● **What the task requires**: Print all records exactly, leaving nothing out.

Figure content listings:
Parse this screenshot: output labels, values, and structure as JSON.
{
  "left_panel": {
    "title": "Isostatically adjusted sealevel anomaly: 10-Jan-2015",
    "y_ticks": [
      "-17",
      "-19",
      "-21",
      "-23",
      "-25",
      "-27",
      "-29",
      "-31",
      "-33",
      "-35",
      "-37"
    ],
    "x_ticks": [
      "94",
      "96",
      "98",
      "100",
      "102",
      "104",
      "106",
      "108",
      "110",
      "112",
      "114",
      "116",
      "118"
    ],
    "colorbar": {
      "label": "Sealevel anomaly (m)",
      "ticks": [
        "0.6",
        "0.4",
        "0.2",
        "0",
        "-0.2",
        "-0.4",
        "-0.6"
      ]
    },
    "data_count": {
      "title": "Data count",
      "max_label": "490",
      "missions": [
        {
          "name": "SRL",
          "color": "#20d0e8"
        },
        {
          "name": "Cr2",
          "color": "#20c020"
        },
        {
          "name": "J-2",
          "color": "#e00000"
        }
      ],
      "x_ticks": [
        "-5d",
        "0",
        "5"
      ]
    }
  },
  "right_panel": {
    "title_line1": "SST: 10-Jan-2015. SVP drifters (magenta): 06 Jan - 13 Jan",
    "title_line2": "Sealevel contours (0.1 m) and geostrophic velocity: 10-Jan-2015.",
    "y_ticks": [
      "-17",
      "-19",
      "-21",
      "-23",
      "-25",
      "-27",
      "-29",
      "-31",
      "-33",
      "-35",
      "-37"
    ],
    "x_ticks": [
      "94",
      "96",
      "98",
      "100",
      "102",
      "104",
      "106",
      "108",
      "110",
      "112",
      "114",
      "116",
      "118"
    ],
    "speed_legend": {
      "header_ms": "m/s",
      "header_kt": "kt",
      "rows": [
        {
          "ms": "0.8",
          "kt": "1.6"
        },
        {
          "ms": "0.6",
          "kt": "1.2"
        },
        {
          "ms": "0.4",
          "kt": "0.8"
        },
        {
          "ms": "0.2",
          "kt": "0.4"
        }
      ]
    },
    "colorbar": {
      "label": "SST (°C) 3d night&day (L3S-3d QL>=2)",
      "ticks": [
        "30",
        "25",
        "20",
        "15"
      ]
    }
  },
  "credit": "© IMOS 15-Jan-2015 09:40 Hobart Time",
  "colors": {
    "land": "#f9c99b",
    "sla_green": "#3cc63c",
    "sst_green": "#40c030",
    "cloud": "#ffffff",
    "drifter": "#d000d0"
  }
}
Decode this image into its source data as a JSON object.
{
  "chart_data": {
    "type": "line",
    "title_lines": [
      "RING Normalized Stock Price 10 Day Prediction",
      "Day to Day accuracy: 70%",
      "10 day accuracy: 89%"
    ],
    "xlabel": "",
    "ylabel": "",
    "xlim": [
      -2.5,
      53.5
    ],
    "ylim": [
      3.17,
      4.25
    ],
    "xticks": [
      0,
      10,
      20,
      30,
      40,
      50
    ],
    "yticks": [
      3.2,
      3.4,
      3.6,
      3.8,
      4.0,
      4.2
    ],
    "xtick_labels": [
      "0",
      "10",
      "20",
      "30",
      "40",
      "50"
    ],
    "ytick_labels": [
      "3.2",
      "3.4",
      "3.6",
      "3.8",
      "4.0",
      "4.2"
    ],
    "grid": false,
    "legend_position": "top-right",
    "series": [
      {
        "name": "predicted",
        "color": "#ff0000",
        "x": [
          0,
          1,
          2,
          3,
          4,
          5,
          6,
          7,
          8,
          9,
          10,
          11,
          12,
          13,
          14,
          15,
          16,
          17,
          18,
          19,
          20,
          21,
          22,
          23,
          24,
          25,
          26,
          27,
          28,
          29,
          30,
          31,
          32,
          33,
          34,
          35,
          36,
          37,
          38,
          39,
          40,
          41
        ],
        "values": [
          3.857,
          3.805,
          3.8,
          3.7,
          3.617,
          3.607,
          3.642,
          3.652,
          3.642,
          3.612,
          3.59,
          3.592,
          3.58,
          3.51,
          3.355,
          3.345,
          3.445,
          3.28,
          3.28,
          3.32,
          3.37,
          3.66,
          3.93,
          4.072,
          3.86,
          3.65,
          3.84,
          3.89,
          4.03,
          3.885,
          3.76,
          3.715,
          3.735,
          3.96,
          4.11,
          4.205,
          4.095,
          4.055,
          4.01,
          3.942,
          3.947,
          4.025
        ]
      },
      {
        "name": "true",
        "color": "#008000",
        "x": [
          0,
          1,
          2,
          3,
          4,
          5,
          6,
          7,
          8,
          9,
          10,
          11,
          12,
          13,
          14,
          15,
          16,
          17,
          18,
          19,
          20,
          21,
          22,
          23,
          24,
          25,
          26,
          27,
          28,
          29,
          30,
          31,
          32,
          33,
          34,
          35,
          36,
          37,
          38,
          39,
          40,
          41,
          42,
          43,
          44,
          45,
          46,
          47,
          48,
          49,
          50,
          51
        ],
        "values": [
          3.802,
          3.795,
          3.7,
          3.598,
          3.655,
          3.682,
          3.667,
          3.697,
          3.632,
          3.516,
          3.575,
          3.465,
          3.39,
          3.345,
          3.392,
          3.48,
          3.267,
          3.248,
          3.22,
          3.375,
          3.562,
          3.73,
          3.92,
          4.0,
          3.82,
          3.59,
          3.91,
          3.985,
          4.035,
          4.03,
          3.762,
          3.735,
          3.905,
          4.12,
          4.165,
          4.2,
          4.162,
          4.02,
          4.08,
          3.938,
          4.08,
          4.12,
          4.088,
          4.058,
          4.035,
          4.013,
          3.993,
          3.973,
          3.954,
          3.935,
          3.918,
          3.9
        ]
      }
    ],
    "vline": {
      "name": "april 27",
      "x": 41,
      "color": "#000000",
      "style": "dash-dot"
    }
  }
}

● **Solution below**:
Parse this screenshot: output labels, values, and structure as JSON.
{
  "left_panel": {
    "title": "Isostatically adjusted sealevel anomaly: 10-Jan-2015",
    "y_ticks": [
      "-17",
      "-19",
      "-21",
      "-23",
      "-25",
      "-27",
      "-29",
      "-31",
      "-33",
      "-35",
      "-37"
    ],
    "x_ticks": [
      "94",
      "96",
      "98",
      "100",
      "102",
      "104",
      "106",
      "108",
      "110",
      "112",
      "114",
      "116",
      "118"
    ],
    "colorbar": {
      "label": "Sealevel anomaly (m)",
      "ticks": [
        "0.6",
        "0.4",
        "0.2",
        "0",
        "-0.2",
        "-0.4",
        "-0.6"
      ]
    },
    "data_count": {
      "title": "Data count",
      "max_label": "490",
      "missions": [
        {
          "name": "SRL",
          "color": "#20d0e8"
        },
        {
          "name": "Cr2",
          "color": "#20c020"
        },
        {
          "name": "J-2",
          "color": "#e00000"
        }
      ],
      "x_ticks": [
        "-5d",
        "0",
        "5"
      ]
    }
  },
  "right_panel": {
    "title_line1": "SST: 10-Jan-2015. SVP drifters (magenta): 06 Jan - 13 Jan",
    "title_line2": "Sealevel contours (0.1 m) and geostrophic velocity: 10-Jan-2015.",
    "y_ticks": [
      "-17",
      "-19",
      "-21",
      "-23",
      "-25",
      "-27",
      "-29",
      "-31",
      "-33",
      "-35",
      "-37"
    ],
    "x_ticks": [
      "94",
      "96",
      "98",
      "100",
      "102",
      "104",
      "106",
      "108",
      "110",
      "112",
      "114",
      "116",
      "118"
    ],
    "speed_legend": {
      "header_ms": "m/s",
      "header_kt": "kt",
      "rows": [
        {
          "ms": "0.8",
          "kt": "1.6"
        },
        {
          "ms": "0.6",
          "kt": "1.2"
        },
        {
          "ms": "0.4",
          "kt": "0.8"
        },
        {
          "ms": "0.2",
          "kt": "0.4"
        }
      ]
    },
    "colorbar": {
      "label": "SST (°C) 3d night&day (L3S-3d QL>=2)",
      "ticks": [
        "30",
        "25",
        "20",
        "15"
      ]
    }
  },
  "credit": "© IMOS 15-Jan-2015 09:40 Hobart Time",
  "colors": {
    "land": "#f9c99b",
    "sla_green": "#3cc63c",
    "sst_green": "#40c030",
    "cloud": "#ffffff",
    "drifter": "#d000d0"
  }
}
Decode this image into its source data as a JSON object.
{
  "chart_data": {
    "type": "line",
    "title_lines": [
      "RING Normalized Stock Price 10 Day Prediction",
      "Day to Day accuracy: 70%",
      "10 day accuracy: 89%"
    ],
    "xlabel": "",
    "ylabel": "",
    "xlim": [
      -2.5,
      53.5
    ],
    "ylim": [
      3.17,
      4.25
    ],
    "xticks": [
      0,
      10,
      20,
      30,
      40,
      50
    ],
    "yticks": [
      3.2,
      3.4,
      3.6,
      3.8,
      4.0,
      4.2
    ],
    "xtick_labels": [
      "0",
      "10",
      "20",
      "30",
      "40",
      "50"
    ],
    "ytick_labels": [
      "3.2",
      "3.4",
      "3.6",
      "3.8",
      "4.0",
      "4.2"
    ],
    "grid": false,
    "legend_position": "top-right",
    "series": [
      {
        "name": "predicted",
        "color": "#ff0000",
        "x": [
          0,
          1,
          2,
          3,
          4,
          5,
          6,
          7,
          8,
          9,
          10,
          11,
          12,
          13,
          14,
          15,
          16,
          17,
          18,
          19,
          20,
          21,
          22,
          23,
          24,
          25,
          26,
          27,
          28,
          29,
          30,
          31,
          32,
          33,
          34,
          35,
          36,
          37,
          38,
          39,
          40,
          41
        ],
        "values": [
          3.857,
          3.805,
          3.8,
          3.7,
          3.617,
          3.607,
          3.642,
          3.652,
          3.642,
          3.612,
          3.59,
          3.592,
          3.58,
          3.51,
          3.355,
          3.345,
          3.445,
          3.28,
          3.28,
          3.32,
          3.37,
          3.66,
          3.93,
          4.072,
          3.86,
          3.65,
          3.84,
          3.89,
          4.03,
          3.885,
          3.76,
          3.715,
          3.735,
          3.96,
          4.11,
          4.205,
          4.095,
          4.055,
          4.01,
          3.942,
          3.947,
          4.025
        ]
      },
      {
        "name": "true",
        "color": "#008000",
        "x": [
          0,
          1,
          2,
          3,
          4,
          5,
          6,
          7,
          8,
          9,
          10,
          11,
          12,
          13,
          14,
          15,
          16,
          17,
          18,
          19,
          20,
          21,
          22,
          23,
          24,
          25,
          26,
          27,
          28,
          29,
          30,
          31,
          32,
          33,
          34,
          35,
          36,
          37,
          38,
          39,
          40,
          41,
          42,
          43,
          44,
          45,
          46,
          47,
          48,
          49,
          50,
          51
        ],
        "values": [
          3.802,
          3.795,
          3.7,
          3.598,
          3.655,
          3.682,
          3.667,
          3.697,
          3.632,
          3.516,
          3.575,
          3.465,
          3.39,
          3.345,
          3.392,
          3.48,
          3.267,
          3.248,
          3.22,
          3.375,
          3.562,
          3.73,
          3.92,
          4.0,
          3.82,
          3.59,
          3.91,
          3.985,
          4.035,
          4.03,
          3.762,
          3.735,
          3.905,
          4.12,
          4.165,
          4.2,
          4.162,
          4.02,
          4.08,
          3.938,
          4.08,
          4.12,
          4.088,
          4.058,
          4.035,
          4.013,
          3.993,
          3.973,
          3.954,
          3.935,
          3.918,
          3.9
        ]
      }
    ],
    "vline": {
      "name": "april 27",
      "x": 41,
      "color": "#000000",
      "style": "dash-dot"
    }
  }
}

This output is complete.